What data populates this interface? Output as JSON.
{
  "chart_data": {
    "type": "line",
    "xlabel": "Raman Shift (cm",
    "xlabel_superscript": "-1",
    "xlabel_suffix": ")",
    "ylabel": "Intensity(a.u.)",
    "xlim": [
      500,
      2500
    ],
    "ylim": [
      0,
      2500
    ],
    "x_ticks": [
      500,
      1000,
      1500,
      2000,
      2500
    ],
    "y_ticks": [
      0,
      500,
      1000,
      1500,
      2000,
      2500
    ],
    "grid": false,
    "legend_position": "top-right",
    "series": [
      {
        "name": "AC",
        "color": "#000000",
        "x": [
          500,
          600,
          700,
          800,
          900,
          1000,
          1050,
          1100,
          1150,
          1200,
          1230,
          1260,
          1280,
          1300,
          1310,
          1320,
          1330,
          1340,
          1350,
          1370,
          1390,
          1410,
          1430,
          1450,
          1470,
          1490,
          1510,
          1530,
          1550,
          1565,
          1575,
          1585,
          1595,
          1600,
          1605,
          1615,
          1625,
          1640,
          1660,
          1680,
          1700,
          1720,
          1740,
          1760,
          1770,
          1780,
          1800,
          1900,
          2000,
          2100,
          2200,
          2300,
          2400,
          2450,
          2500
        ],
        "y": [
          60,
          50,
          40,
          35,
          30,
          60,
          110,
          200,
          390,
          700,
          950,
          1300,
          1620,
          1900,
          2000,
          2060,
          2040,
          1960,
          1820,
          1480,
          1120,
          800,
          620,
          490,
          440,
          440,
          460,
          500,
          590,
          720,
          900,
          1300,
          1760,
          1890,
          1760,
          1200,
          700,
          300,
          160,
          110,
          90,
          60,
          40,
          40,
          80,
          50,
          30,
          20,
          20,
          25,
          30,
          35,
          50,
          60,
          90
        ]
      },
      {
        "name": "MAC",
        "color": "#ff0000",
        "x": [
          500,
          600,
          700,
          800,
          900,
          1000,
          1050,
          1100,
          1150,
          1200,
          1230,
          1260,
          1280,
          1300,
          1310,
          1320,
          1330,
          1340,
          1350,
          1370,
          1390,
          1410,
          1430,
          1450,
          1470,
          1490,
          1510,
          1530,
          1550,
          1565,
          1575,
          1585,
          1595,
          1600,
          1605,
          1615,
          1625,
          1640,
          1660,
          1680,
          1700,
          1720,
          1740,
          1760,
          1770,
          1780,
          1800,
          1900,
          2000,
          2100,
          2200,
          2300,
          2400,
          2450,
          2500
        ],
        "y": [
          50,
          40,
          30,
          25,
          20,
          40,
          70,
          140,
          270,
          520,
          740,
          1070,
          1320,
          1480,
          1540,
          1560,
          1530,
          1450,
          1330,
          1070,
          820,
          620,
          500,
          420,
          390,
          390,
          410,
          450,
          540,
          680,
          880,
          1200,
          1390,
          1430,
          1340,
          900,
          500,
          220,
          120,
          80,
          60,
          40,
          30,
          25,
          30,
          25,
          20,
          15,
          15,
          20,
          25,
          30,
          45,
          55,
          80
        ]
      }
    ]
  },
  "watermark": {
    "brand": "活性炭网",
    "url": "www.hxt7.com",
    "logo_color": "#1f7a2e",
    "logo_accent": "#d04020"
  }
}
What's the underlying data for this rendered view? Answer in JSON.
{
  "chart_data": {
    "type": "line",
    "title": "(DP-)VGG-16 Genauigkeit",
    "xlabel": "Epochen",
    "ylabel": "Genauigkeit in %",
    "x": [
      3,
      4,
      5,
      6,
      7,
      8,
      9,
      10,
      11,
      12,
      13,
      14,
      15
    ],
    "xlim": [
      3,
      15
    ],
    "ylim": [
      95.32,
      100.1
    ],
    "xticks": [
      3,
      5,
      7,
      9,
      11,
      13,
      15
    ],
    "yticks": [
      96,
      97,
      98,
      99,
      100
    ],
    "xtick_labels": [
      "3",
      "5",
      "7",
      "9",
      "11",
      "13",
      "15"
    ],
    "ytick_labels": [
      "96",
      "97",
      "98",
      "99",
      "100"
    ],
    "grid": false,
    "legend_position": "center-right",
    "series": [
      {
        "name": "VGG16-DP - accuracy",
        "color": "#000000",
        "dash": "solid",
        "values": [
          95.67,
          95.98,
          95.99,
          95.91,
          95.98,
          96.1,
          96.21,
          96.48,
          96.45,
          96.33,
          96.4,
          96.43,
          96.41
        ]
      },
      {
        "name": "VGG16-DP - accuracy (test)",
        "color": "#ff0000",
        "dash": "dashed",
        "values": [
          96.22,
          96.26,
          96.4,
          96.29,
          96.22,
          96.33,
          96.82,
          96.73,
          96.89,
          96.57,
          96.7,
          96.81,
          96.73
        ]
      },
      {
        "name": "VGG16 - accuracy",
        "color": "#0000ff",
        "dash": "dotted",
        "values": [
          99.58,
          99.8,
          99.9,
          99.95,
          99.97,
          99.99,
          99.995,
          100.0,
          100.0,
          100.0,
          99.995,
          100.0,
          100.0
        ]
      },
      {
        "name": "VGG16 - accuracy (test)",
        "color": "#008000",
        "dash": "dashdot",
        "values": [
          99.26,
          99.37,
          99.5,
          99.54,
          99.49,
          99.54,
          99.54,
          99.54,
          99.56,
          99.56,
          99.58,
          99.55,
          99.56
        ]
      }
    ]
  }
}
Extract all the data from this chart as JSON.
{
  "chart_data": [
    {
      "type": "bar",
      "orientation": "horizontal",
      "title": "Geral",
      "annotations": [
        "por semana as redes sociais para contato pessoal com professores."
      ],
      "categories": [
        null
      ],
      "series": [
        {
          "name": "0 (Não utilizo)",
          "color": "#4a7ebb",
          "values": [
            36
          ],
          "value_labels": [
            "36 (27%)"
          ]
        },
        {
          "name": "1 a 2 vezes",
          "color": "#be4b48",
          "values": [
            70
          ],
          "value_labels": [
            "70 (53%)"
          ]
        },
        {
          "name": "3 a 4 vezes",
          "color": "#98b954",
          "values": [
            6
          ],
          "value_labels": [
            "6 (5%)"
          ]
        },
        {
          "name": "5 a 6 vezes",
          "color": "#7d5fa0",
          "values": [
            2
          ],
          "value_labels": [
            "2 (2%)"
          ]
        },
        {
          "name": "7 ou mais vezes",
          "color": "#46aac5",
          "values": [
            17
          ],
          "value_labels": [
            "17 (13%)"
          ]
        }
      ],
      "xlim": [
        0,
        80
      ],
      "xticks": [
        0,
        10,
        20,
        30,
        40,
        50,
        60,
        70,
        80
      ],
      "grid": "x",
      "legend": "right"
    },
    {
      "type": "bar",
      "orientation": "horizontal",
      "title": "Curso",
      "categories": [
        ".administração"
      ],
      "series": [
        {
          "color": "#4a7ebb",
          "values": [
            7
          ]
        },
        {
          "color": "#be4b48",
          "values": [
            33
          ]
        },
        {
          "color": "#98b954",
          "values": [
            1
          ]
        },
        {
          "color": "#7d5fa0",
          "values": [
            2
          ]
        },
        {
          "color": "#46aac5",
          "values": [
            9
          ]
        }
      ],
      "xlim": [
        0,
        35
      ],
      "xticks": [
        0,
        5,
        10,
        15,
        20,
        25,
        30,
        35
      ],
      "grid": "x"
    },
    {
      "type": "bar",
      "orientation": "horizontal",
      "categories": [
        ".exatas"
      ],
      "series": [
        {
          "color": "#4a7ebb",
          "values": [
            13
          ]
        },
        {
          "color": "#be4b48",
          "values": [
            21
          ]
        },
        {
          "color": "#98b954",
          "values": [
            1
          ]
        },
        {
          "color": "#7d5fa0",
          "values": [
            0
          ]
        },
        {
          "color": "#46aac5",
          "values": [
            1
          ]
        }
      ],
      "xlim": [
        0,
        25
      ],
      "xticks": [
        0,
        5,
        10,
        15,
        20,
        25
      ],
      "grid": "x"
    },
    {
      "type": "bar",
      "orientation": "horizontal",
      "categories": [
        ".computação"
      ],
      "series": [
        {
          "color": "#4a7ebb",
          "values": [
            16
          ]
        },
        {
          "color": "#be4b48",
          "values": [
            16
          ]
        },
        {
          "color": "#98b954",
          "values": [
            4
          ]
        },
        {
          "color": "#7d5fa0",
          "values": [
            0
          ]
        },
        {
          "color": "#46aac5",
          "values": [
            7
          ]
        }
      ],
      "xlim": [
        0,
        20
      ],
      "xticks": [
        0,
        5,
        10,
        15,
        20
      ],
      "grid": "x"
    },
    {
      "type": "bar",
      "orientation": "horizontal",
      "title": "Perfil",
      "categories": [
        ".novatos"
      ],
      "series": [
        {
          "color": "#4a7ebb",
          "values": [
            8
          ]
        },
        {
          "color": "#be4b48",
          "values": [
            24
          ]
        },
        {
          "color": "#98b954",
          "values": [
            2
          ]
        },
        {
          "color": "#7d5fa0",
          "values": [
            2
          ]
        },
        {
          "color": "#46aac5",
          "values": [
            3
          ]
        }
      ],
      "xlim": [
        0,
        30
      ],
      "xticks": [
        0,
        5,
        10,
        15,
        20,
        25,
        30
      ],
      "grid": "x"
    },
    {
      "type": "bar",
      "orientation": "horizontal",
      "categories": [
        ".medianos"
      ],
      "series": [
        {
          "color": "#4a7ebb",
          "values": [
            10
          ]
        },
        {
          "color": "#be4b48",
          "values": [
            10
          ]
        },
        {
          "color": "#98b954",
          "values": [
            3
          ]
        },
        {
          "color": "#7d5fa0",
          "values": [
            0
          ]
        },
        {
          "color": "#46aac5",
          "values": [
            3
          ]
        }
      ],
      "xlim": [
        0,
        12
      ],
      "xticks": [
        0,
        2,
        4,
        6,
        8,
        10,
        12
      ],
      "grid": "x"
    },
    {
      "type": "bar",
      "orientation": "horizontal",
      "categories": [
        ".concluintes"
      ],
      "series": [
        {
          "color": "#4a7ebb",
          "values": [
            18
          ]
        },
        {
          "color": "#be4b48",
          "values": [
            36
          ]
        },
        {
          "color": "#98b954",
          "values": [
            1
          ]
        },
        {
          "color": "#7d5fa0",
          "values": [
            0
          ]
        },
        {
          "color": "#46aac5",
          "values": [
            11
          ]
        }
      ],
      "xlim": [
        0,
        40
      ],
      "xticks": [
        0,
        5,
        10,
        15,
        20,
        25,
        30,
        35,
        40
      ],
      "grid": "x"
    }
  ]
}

====================

Copy every line of the material in which the word "What" occurs.

What data populates this interface? Output as JSON.
What's the underlying data for this rendered view? Answer in JSON.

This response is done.